┌────────
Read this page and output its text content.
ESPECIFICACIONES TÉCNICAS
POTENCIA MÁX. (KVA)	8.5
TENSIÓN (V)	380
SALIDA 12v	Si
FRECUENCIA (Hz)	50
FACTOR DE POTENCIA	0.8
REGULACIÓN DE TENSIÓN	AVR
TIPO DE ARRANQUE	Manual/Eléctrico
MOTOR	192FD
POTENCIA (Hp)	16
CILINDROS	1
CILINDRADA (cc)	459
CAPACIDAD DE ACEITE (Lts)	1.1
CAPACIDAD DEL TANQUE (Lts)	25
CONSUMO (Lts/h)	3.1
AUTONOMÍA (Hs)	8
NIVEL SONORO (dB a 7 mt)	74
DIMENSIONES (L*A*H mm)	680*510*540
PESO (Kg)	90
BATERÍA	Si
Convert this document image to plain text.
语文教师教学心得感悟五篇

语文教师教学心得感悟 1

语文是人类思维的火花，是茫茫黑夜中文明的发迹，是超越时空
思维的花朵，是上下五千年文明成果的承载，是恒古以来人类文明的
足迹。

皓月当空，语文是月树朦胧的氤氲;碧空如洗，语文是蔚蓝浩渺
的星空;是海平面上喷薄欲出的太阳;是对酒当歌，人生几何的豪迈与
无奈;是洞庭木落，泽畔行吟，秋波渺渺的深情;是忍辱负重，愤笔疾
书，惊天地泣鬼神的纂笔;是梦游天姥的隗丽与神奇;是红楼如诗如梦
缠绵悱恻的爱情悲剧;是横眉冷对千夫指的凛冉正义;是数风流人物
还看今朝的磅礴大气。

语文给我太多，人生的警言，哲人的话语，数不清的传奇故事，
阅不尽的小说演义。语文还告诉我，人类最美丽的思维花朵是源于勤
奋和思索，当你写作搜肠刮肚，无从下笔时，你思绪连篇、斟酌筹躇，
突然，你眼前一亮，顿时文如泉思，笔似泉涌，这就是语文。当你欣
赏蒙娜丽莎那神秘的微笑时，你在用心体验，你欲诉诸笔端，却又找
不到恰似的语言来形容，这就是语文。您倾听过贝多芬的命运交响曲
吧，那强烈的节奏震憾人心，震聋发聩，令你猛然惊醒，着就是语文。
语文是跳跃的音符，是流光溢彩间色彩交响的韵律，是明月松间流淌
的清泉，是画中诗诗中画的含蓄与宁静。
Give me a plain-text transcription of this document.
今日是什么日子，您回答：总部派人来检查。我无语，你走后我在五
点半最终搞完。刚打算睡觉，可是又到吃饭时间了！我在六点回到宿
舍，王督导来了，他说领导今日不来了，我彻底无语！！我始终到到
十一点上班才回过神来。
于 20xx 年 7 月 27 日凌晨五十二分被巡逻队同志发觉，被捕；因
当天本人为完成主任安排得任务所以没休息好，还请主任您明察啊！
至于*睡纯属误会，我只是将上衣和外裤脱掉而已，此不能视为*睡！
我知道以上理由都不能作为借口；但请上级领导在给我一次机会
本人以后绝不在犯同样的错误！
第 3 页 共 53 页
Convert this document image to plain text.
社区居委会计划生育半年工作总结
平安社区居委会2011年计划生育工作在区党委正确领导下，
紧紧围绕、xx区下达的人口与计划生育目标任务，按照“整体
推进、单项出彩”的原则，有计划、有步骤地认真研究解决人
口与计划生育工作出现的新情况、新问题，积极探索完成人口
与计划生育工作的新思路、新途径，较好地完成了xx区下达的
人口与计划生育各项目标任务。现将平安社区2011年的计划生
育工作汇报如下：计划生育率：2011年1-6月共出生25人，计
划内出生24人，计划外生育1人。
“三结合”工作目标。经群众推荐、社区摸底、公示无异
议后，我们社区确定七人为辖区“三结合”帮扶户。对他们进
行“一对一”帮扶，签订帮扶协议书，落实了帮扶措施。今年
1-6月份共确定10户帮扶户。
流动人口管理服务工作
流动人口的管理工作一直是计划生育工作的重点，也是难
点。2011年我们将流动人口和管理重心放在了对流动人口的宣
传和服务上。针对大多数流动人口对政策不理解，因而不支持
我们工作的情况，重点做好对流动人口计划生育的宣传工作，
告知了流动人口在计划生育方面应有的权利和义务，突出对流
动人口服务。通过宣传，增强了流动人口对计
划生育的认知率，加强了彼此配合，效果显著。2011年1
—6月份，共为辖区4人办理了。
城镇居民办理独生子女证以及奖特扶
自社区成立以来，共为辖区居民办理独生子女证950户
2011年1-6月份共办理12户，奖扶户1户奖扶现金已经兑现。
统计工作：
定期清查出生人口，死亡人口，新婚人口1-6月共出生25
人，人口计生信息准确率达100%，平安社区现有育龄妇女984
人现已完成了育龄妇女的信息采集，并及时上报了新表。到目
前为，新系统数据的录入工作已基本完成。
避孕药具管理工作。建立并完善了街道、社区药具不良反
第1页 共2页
└────────
Copy the data above in full, character for character.

> _Problem solution_:
Read this page and output its text content.
ESPECIFICACIONES TÉCNICAS
POTENCIA MÁX. (KVA)	8.5
TENSIÓN (V)	380
SALIDA 12v	Si
FRECUENCIA (Hz)	50
FACTOR DE POTENCIA	0.8
REGULACIÓN DE TENSIÓN	AVR
TIPO DE ARRANQUE	Manual/Eléctrico
MOTOR	192FD
POTENCIA (Hp)	16
CILINDROS	1
CILINDRADA (cc)	459
CAPACIDAD DE ACEITE (Lts)	1.1
CAPACIDAD DEL TANQUE (Lts)	25
CONSUMO (Lts/h)	3.1
AUTONOMÍA (Hs)	8
NIVEL SONORO (dB a 7 mt)	74
DIMENSIONES (L*A*H mm)	680*510*540
PESO (Kg)	90
BATERÍA	Si
Convert this document image to plain text.
语文教师教学心得感悟五篇

语文教师教学心得感悟 1

语文是人类思维的火花，是茫茫黑夜中文明的发迹，是超越时空
思维的花朵，是上下五千年文明成果的承载，是恒古以来人类文明的
足迹。

皓月当空，语文是月树朦胧的氤氲;碧空如洗，语文是蔚蓝浩渺
的星空;是海平面上喷薄欲出的太阳;是对酒当歌，人生几何的豪迈与
无奈;是洞庭木落，泽畔行吟，秋波渺渺的深情;是忍辱负重，愤笔疾
书，惊天地泣鬼神的纂笔;是梦游天姥的隗丽与神奇;是红楼如诗如梦
缠绵悱恻的爱情悲剧;是横眉冷对千夫指的凛冉正义;是数风流人物
还看今朝的磅礴大气。

语文给我太多，人生的警言，哲人的话语，数不清的传奇故事，
阅不尽的小说演义。语文还告诉我，人类最美丽的思维花朵是源于勤
奋和思索，当你写作搜肠刮肚，无从下笔时，你思绪连篇、斟酌筹躇，
突然，你眼前一亮，顿时文如泉思，笔似泉涌，这就是语文。当你欣
赏蒙娜丽莎那神秘的微笑时，你在用心体验，你欲诉诸笔端，却又找
不到恰似的语言来形容，这就是语文。您倾听过贝多芬的命运交响曲
吧，那强烈的节奏震憾人心，震聋发聩，令你猛然惊醒，着就是语文。
语文是跳跃的音符，是流光溢彩间色彩交响的韵律，是明月松间流淌
的清泉，是画中诗诗中画的含蓄与宁静。
Give me a plain-text transcription of this document.
今日是什么日子，您回答：总部派人来检查。我无语，你走后我在五
点半最终搞完。刚打算睡觉，可是又到吃饭时间了！我在六点回到宿
舍，王督导来了，他说领导今日不来了，我彻底无语！！我始终到到
十一点上班才回过神来。
于 20xx 年 7 月 27 日凌晨五十二分被巡逻队同志发觉，被捕；因
当天本人为完成主任安排得任务所以没休息好，还请主任您明察啊！
至于*睡纯属误会，我只是将上衣和外裤脱掉而已，此不能视为*睡！
我知道以上理由都不能作为借口；但请上级领导在给我一次机会
本人以后绝不在犯同样的错误！
第 3 页 共 53 页
Convert this document image to plain text.
社区居委会计划生育半年工作总结
平安社区居委会2011年计划生育工作在区党委正确领导下，
紧紧围绕、xx区下达的人口与计划生育目标任务，按照“整体
推进、单项出彩”的原则，有计划、有步骤地认真研究解决人
口与计划生育工作出现的新情况、新问题，积极探索完成人口
与计划生育工作的新思路、新途径，较好地完成了xx区下达的
人口与计划生育各项目标任务。现将平安社区2011年的计划生
育工作汇报如下：计划生育率：2011年1-6月共出生25人，计
划内出生24人，计划外生育1人。
“三结合”工作目标。经群众推荐、社区摸底、公示无异
议后，我们社区确定七人为辖区“三结合”帮扶户。对他们进
行“一对一”帮扶，签订帮扶协议书，落实了帮扶措施。今年
1-6月份共确定10户帮扶户。
流动人口管理服务工作
流动人口的管理工作一直是计划生育工作的重点，也是难
点。2011年我们将流动人口和管理重心放在了对流动人口的宣
传和服务上。针对大多数流动人口对政策不理解，因而不支持
我们工作的情况，重点做好对流动人口计划生育的宣传工作，
告知了流动人口在计划生育方面应有的权利和义务，突出对流
动人口服务。通过宣传，增强了流动人口对计
划生育的认知率，加强了彼此配合，效果显著。2011年1
—6月份，共为辖区4人办理了。
城镇居民办理独生子女证以及奖特扶
自社区成立以来，共为辖区居民办理独生子女证950户
2011年1-6月份共办理12户，奖扶户1户奖扶现金已经兑现。
统计工作：
定期清查出生人口，死亡人口，新婚人口1-6月共出生25
人，人口计生信息准确率达100%，平安社区现有育龄妇女984
人现已完成了育龄妇女的信息采集，并及时上报了新表。到目
前为，新系统数据的录入工作已基本完成。
避孕药具管理工作。建立并完善了街道、社区药具不良反
第1页 共2页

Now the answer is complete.